Extracted records -
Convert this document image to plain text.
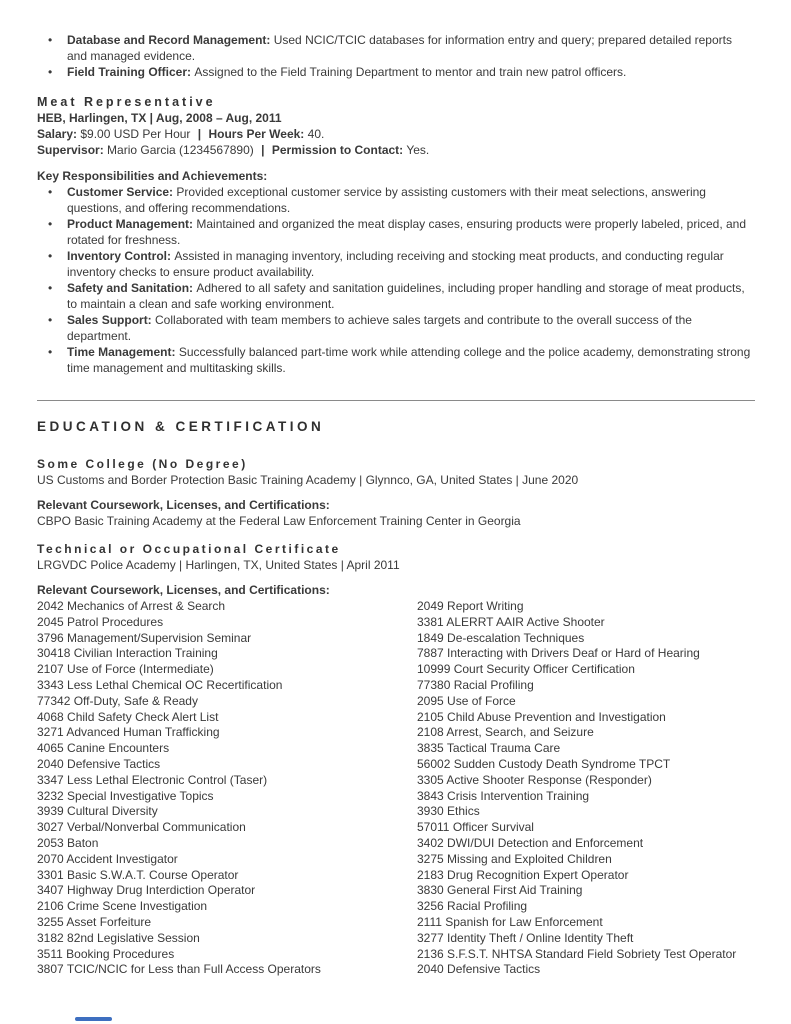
• Database and Record Management: Used NCIC/TCIC databases for information entry and query; prepared detailed reports and managed evidence.
• Field Training Officer: Assigned to the Field Training Department to mentor and train new patrol officers.
Meat Representative
HEB, Harlingen, TX | Aug, 2008 – Aug, 2011
Salary: $9.00 USD Per Hour | Hours Per Week: 40.
Supervisor: Mario Garcia (1234567890) | Permission to Contact: Yes.
Key Responsibilities and Achievements:
• Customer Service: Provided exceptional customer service by assisting customers with their meat selections, answering questions, and offering recommendations.
• Product Management: Maintained and organized the meat display cases, ensuring products were properly labeled, priced, and rotated for freshness.
• Inventory Control: Assisted in managing inventory, including receiving and stocking meat products, and conducting regular inventory checks to ensure product availability.
• Safety and Sanitation: Adhered to all safety and sanitation guidelines, including proper handling and storage of meat products, to maintain a clean and safe working environment.
• Sales Support: Collaborated with team members to achieve sales targets and contribute to the overall success of the department.
• Time Management: Successfully balanced part-time work while attending college and the police academy, demonstrating strong time management and multitasking skills.
EDUCATION & CERTIFICATION
Some College (No Degree)
US Customs and Border Protection Basic Training Academy | Glynnco, GA, United States | June 2020
Relevant Coursework, Licenses, and Certifications:
CBPO Basic Training Academy at the Federal Law Enforcement Training Center in Georgia
Technical or Occupational Certificate
LRGVDC Police Academy | Harlingen, TX, United States | April 2011
Relevant Coursework, Licenses, and Certifications:
2042 Mechanics of Arrest & Search
2045 Patrol Procedures
3796 Management/Supervision Seminar
30418 Civilian Interaction Training
2107 Use of Force (Intermediate)
3343 Less Lethal Chemical OC Recertification
77342 Off-Duty, Safe & Ready
4068 Child Safety Check Alert List
3271 Advanced Human Trafficking
4065 Canine Encounters
2040 Defensive Tactics
3347 Less Lethal Electronic Control (Taser)
3232 Special Investigative Topics
3939 Cultural Diversity
3027 Verbal/Nonverbal Communication
2053 Baton
2070 Accident Investigator
3301 Basic S.W.A.T. Course Operator
3407 Highway Drug Interdiction Operator
2106 Crime Scene Investigation
3255 Asset Forfeiture
3182 82nd Legislative Session
3511 Booking Procedures
3807 TCIC/NCIC for Less than Full Access Operators
2049 Report Writing
3381 ALERRT AAIR Active Shooter
1849 De-escalation Techniques
7887 Interacting with Drivers Deaf or Hard of Hearing
10999 Court Security Officer Certification
77380 Racial Profiling
2095 Use of Force
2105 Child Abuse Prevention and Investigation
2108 Arrest, Search, and Seizure
3835 Tactical Trauma Care
56002 Sudden Custody Death Syndrome TPCT
3305 Active Shooter Response (Responder)
3843 Crisis Intervention Training
3930 Ethics
57011 Officer Survival
3402 DWI/DUI Detection and Enforcement
3275 Missing and Exploited Children
2183 Drug Recognition Expert Operator
3830 General First Aid Training
3256 Racial Profiling
2111 Spanish for Law Enforcement
3277 Identity Theft / Online Identity Theft
2136 S.F.S.T. NHTSA Standard Field Sobriety Test Operator
2040 Defensive Tactics
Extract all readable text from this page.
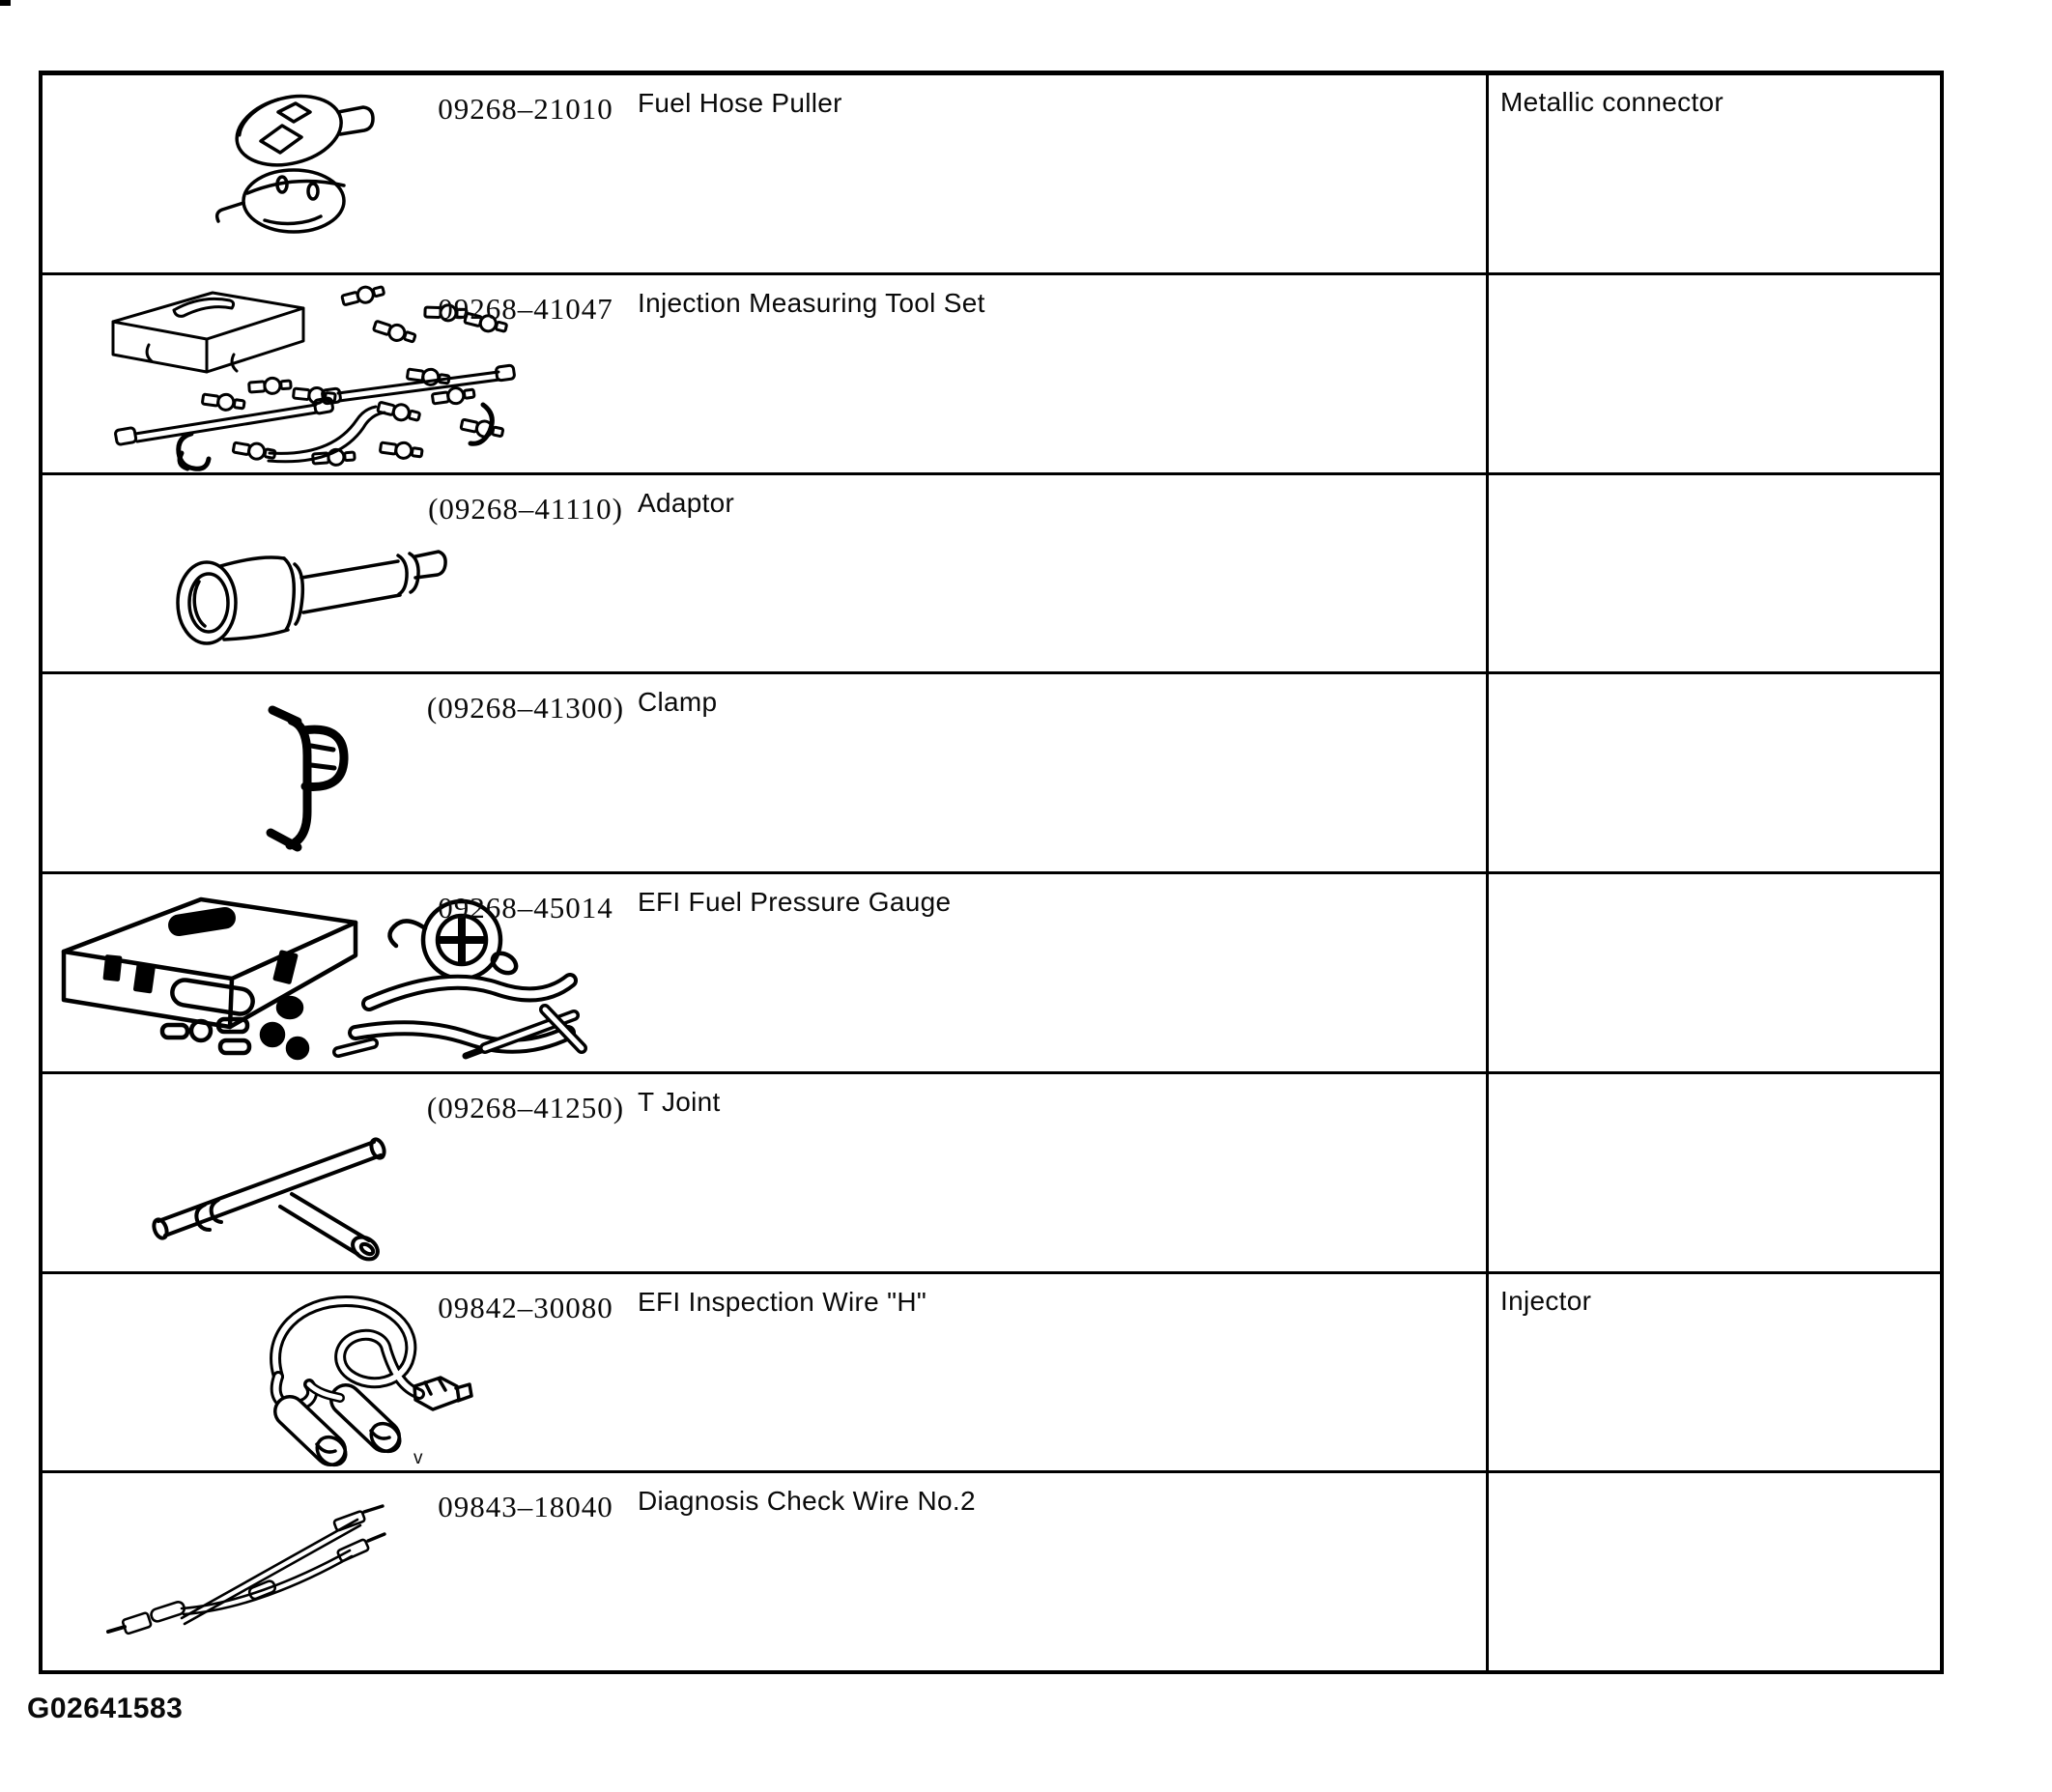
09268–21010 Fuel Hose Puller	Metallic connector
09268–41047 Injection Measuring Tool Set
(09268–41110) Adaptor
(09268–41300) Clamp
09268–45014 EFI Fuel Pressure Gauge
(09268–41250) T Joint
09842–30080 EFI Inspection Wire "H"
v
Injector
09843–18040 Diagnosis Check Wire No.2
G02641583
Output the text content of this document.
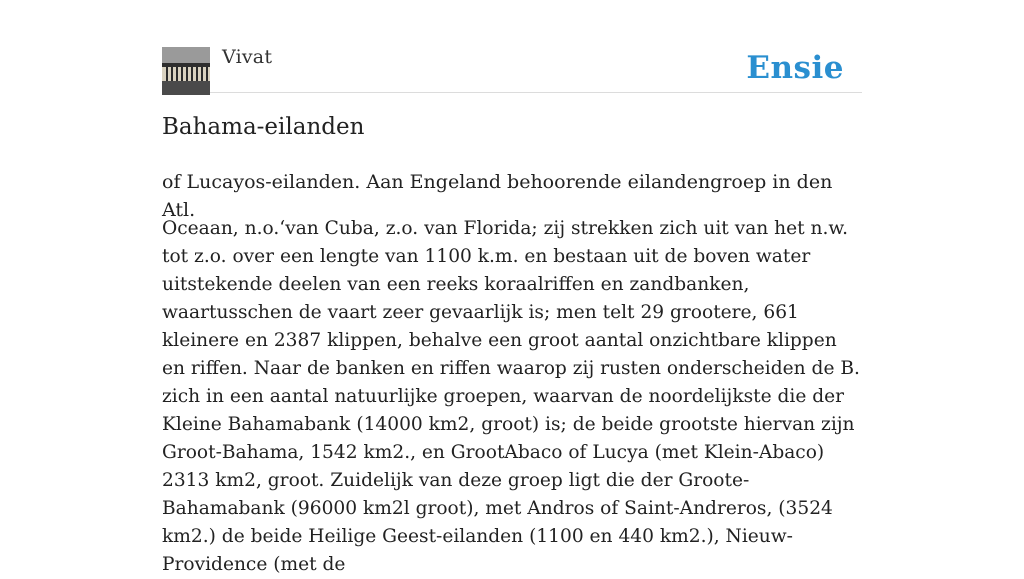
Vivat	Ensie
Bahama-eilanden

of Lucayos-eilanden. Aan Engeland behoorende eilandengroep in den Atl.

Oceaan, n.o.‘van Cuba, z.o. van Florida; zij strekken zich uit van het n.w. tot z.o. over een lengte van 1100 k.m. en bestaan uit de boven water uitstekende deelen van een reeks koraalriffen en zandbanken, waartusschen de vaart zeer gevaarlijk is; men telt 29 grootere, 661 kleinere en 2387 klippen, behalve een groot aantal onzichtbare klippen en riffen. Naar de banken en riffen waarop zij rusten onderscheiden de B. zich in een aantal natuurlijke groepen, waarvan de noordelijkste die der Kleine Bahamabank (14000 km2, groot) is; de beide grootste hiervan zijn Groot-Bahama, 1542 km2., en GrootAbaco of Lucya (met Klein-Abaco) 2313 km2, groot. Zuidelijk van deze groep ligt die der Groote-Bahamabank (96000 km2l groot), met Andros of Saint-Andreros, (3524 km2.) de beide Heilige Geest-eilanden (1100 en 440 km2.), Nieuw-Providence (met de
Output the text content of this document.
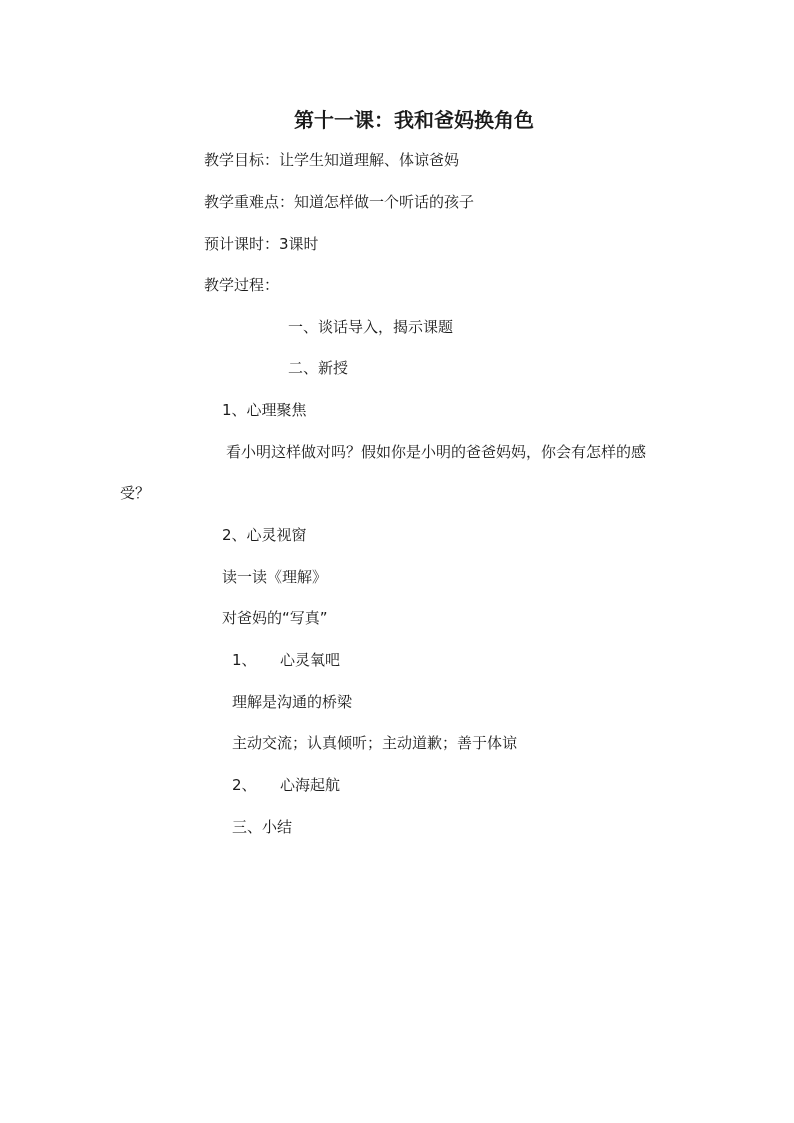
第十一课：我和爸妈换角色
教学目标：让学生知道理解、体谅爸妈
教学重难点：知道怎样做一个听话的孩子
预计课时：3课时
教学过程：
一、谈话导入，揭示课题
二、新授
1、心理聚焦
看小明这样做对吗？假如你是小明的爸爸妈妈，你会有怎样的感
受？
2、心灵视窗
读一读《理解》
对爸妈的“写真”
1、 心灵氧吧
理解是沟通的桥梁
主动交流；认真倾听；主动道歉；善于体谅
2、 心海起航
三、小结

Aim -
Using the material above, copy every line in which the string "Search" occurs.

The response -
2042 Mechanics of Arrest & Search
2108 Arrest, Search, and Seizure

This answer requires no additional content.